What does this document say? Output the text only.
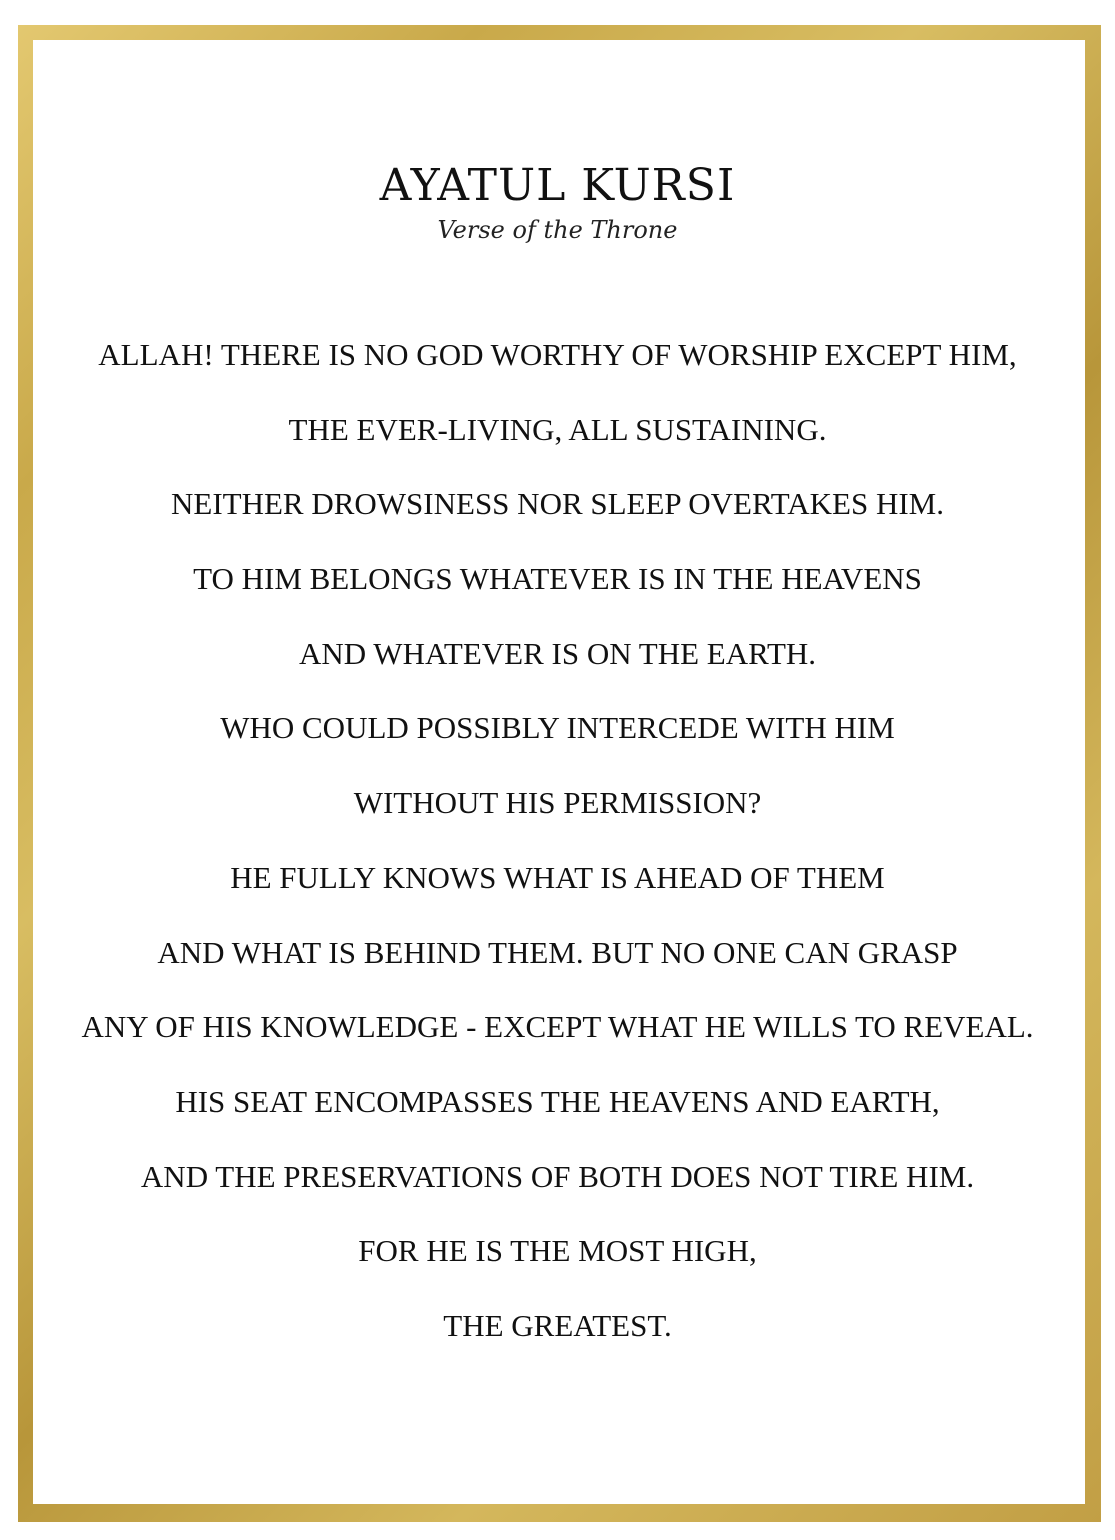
AYATUL KURSI
Verse of the Throne
ALLAH! THERE IS NO GOD WORTHY OF WORSHIP EXCEPT HIM,
THE EVER-LIVING, ALL SUSTAINING.
NEITHER DROWSINESS NOR SLEEP OVERTAKES HIM.
TO HIM BELONGS WHATEVER IS IN THE HEAVENS
AND WHATEVER IS ON THE EARTH.
WHO COULD POSSIBLY INTERCEDE WITH HIM
WITHOUT HIS PERMISSION?
HE FULLY KNOWS WHAT IS AHEAD OF THEM
AND WHAT IS BEHIND THEM. BUT NO ONE CAN GRASP
ANY OF HIS KNOWLEDGE - EXCEPT WHAT HE WILLS TO REVEAL.
HIS SEAT ENCOMPASSES THE HEAVENS AND EARTH,
AND THE PRESERVATIONS OF BOTH DOES NOT TIRE HIM.
FOR HE IS THE MOST HIGH,
THE GREATEST.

→ **Set task**: In your copy of the records, include no pictures; repeat everything else exactly.

→ **Exercise solution**:
What does this document say? Output the text only.
AYATUL KURSI
Verse of the Throne
ALLAH! THERE IS NO GOD WORTHY OF WORSHIP EXCEPT HIM,
THE EVER-LIVING, ALL SUSTAINING.
NEITHER DROWSINESS NOR SLEEP OVERTAKES HIM.
TO HIM BELONGS WHATEVER IS IN THE HEAVENS
AND WHATEVER IS ON THE EARTH.
WHO COULD POSSIBLY INTERCEDE WITH HIM
WITHOUT HIS PERMISSION?
HE FULLY KNOWS WHAT IS AHEAD OF THEM
AND WHAT IS BEHIND THEM. BUT NO ONE CAN GRASP
ANY OF HIS KNOWLEDGE - EXCEPT WHAT HE WILLS TO REVEAL.
HIS SEAT ENCOMPASSES THE HEAVENS AND EARTH,
AND THE PRESERVATIONS OF BOTH DOES NOT TIRE HIM.
FOR HE IS THE MOST HIGH,
THE GREATEST.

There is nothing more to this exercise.